# WHAT THE EXERCISE ASKS
Tally the lines that contain the string "letters" and state that total without comment.

# Records from a data source
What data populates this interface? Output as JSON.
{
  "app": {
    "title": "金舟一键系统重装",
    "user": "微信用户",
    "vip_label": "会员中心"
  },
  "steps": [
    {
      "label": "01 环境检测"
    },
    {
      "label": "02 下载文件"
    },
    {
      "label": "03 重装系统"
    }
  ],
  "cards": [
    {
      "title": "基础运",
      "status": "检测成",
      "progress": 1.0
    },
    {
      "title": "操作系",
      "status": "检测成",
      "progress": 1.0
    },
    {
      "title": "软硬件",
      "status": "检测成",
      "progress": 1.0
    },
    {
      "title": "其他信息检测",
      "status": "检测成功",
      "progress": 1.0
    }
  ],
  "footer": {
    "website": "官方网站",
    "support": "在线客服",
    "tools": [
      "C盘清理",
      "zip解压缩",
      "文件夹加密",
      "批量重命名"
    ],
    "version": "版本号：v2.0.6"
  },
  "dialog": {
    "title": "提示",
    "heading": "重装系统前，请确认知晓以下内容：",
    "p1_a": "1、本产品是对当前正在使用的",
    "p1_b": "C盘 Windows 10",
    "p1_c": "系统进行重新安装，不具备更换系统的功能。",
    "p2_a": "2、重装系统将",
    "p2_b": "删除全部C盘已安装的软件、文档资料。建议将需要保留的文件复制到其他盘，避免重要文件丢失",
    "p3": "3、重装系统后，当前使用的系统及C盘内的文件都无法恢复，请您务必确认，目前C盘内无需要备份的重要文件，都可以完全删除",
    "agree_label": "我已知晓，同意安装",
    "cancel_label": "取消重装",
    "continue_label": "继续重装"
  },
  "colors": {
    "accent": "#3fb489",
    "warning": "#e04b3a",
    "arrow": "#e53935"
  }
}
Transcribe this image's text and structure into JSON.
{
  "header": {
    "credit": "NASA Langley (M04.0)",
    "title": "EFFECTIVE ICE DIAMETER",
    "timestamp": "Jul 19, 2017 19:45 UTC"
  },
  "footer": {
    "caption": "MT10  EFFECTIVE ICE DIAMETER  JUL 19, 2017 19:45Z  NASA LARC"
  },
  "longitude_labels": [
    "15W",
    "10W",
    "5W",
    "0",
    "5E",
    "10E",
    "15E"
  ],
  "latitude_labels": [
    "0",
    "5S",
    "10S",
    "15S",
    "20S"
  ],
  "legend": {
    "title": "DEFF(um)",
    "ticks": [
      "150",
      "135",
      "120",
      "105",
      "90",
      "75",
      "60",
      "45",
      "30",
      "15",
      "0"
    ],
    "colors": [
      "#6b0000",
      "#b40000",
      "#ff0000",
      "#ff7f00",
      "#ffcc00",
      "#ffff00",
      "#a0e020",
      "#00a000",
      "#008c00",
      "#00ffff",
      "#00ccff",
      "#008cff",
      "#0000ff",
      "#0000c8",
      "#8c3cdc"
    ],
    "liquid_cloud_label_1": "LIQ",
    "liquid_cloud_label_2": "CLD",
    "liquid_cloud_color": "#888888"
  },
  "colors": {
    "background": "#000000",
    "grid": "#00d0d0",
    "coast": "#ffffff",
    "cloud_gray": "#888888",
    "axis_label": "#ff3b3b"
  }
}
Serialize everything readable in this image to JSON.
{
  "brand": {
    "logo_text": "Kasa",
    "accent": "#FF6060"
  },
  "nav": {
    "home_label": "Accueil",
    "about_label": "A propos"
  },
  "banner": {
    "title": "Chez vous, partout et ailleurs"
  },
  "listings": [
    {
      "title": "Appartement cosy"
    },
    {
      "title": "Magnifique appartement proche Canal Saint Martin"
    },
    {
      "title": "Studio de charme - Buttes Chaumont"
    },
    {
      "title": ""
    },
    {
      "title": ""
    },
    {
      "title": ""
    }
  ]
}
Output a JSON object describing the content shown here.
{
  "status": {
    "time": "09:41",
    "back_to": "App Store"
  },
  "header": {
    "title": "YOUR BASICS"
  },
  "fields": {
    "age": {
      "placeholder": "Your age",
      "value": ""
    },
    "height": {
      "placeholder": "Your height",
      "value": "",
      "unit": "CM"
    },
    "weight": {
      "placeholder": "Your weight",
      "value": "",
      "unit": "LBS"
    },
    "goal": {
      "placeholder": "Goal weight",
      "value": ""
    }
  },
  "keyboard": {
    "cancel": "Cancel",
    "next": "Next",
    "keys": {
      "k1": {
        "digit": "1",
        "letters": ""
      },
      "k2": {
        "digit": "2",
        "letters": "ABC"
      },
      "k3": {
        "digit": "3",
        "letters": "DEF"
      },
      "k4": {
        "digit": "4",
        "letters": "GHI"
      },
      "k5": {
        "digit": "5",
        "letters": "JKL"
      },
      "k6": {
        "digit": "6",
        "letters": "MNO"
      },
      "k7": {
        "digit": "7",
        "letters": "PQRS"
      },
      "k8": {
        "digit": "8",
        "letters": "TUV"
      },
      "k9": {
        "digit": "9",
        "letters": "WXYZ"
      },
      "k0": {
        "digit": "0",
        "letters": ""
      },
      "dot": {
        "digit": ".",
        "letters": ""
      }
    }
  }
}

# THE RESPONSE
11